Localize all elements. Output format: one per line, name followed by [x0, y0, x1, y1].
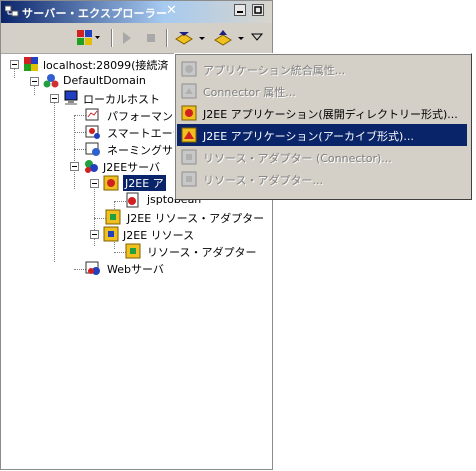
tree-node-label: スマートエージ	[107, 127, 184, 140]
menu-item-resource-adapter-connector[interactable]: リソース・アダプター (Connector)...	[177, 146, 467, 168]
tree-node-label: リソース・アダプター	[147, 246, 257, 259]
collapse-toggle[interactable]	[30, 77, 39, 86]
server-connection-icon	[24, 57, 38, 71]
view-title-bar[interactable]: サーバー・エクスプローラー ✕	[1, 1, 272, 23]
web-module-icon	[126, 192, 139, 208]
collapse-toggle[interactable]	[90, 179, 99, 188]
stop-icon[interactable]	[143, 29, 159, 47]
tree-node-label: Webサーバ	[107, 263, 164, 276]
j2ee-application-icon	[103, 175, 119, 191]
collapse-toggle[interactable]	[90, 230, 99, 239]
naming-service-icon	[85, 142, 100, 156]
properties-icon	[181, 61, 197, 77]
resource-adapter-icon	[181, 149, 197, 165]
menu-item-resource-adapter[interactable]: リソース・アダプター...	[177, 168, 467, 190]
toolbar-separator	[166, 29, 168, 47]
tree-node-label: J2EE リソース	[123, 229, 195, 242]
tree-node-label: localhost:28099(接続済	[43, 59, 169, 72]
tree-node-label: J2EE ア	[123, 175, 166, 191]
tree-node-web-server[interactable]: Webサーバ	[85, 260, 265, 277]
connector-icon	[181, 83, 197, 99]
menu-item-label: リソース・アダプター...	[203, 174, 323, 187]
layout-icon[interactable]	[75, 29, 101, 47]
tree-node-label: ネーミングサー	[107, 144, 184, 157]
j2ee-archive-icon	[181, 127, 197, 143]
minimize-icon[interactable]	[234, 4, 246, 16]
tree-node-label: パフォーマンス	[107, 110, 184, 123]
web-server-icon	[85, 261, 100, 275]
view-toolbar	[1, 23, 272, 54]
server-explorer-icon	[5, 5, 19, 17]
toolbar-separator	[111, 29, 113, 47]
menu-item-label: Connector 属性...	[203, 86, 296, 99]
tree-node-label: J2EE リソース・アダプター	[127, 212, 265, 225]
j2ee-resource-icon	[103, 226, 119, 242]
resource-adapter-icon	[105, 209, 121, 225]
menu-item-application-integration-properties[interactable]: アプリケーション統合属性...	[177, 58, 467, 80]
collapse-toggle[interactable]	[10, 60, 19, 69]
tree-node-label: ローカルホスト	[83, 93, 160, 106]
computer-icon	[64, 90, 78, 105]
deploy-dropdown-menu: アプリケーション統合属性... Connector 属性... J2EE アプリ…	[174, 53, 472, 200]
domain-icon	[43, 74, 59, 88]
menu-item-connector-properties[interactable]: Connector 属性...	[177, 80, 467, 102]
resource-adapter-icon	[125, 243, 141, 259]
tree-node-resource-adapter[interactable]: リソース・アダプター	[125, 243, 265, 260]
menu-item-j2ee-app-expanded[interactable]: J2EE アプリケーション(展開ディレクトリー形式)...	[177, 102, 467, 124]
run-icon[interactable]	[119, 29, 135, 47]
tree-node-j2ee-application[interactable]: J2EE ア	[85, 175, 185, 192]
j2ee-server-icon	[85, 160, 98, 173]
collapse-toggle[interactable]	[70, 162, 79, 171]
menu-item-label: リソース・アダプター (Connector)...	[203, 152, 392, 165]
smart-agent-icon	[85, 125, 100, 139]
close-view-icon[interactable]: ✕	[166, 4, 177, 18]
tree-node-j2ee-resource[interactable]: J2EE リソース	[85, 226, 265, 243]
collapse-toggle[interactable]	[50, 94, 59, 103]
tree-node-j2ee-resource-adapter[interactable]: J2EE リソース・アダプター	[105, 209, 265, 226]
maximize-icon[interactable]	[252, 4, 264, 16]
tree-node-label: J2EEサーバ	[103, 161, 161, 174]
import-dropdown-icon[interactable]	[213, 29, 247, 47]
performance-icon	[85, 108, 99, 121]
menu-item-j2ee-app-archive[interactable]: J2EE アプリケーション(アーカイブ形式)...	[177, 124, 467, 146]
view-title: サーバー・エクスプローラー	[22, 7, 168, 20]
menu-item-label: J2EE アプリケーション(アーカイブ形式)...	[203, 130, 414, 143]
j2ee-application-icon	[181, 105, 197, 121]
resource-adapter-icon	[181, 171, 197, 187]
menu-item-label: アプリケーション統合属性...	[203, 64, 346, 77]
tree-node-label: DefaultDomain	[63, 74, 146, 87]
view-menu-icon[interactable]	[249, 29, 265, 47]
menu-item-label: J2EE アプリケーション(展開ディレクトリー形式)...	[203, 108, 458, 121]
deploy-dropdown-icon[interactable]	[174, 29, 208, 47]
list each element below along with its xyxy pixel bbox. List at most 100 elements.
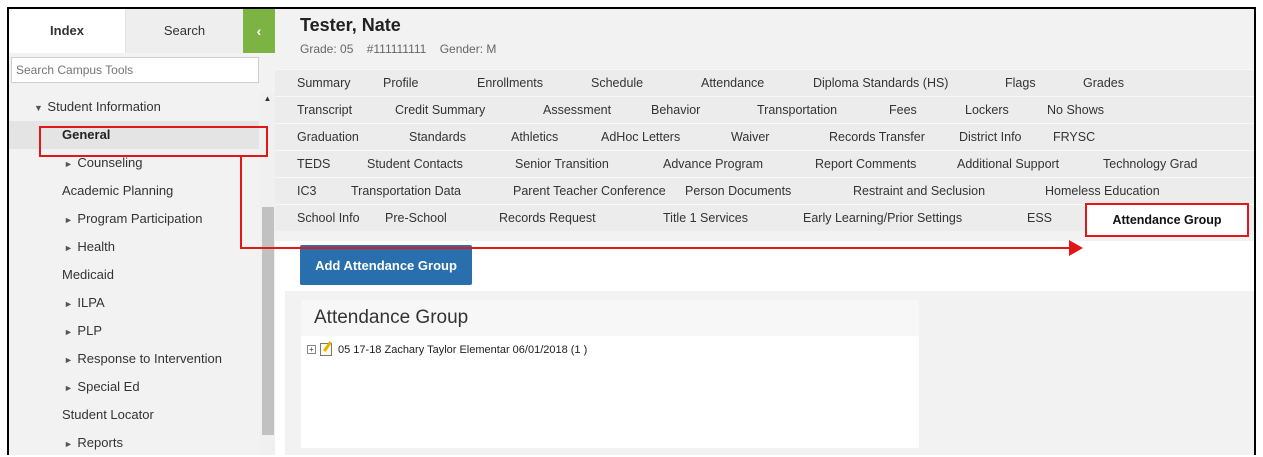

▸ **DIRECTIONS FOR THIS TASK**: Extract every line of the records that contains the string "separator".

▸ **ANSWER**:
toolbar-separator	[166, 29, 168, 47]
toolbar-separator	[111, 29, 113, 47]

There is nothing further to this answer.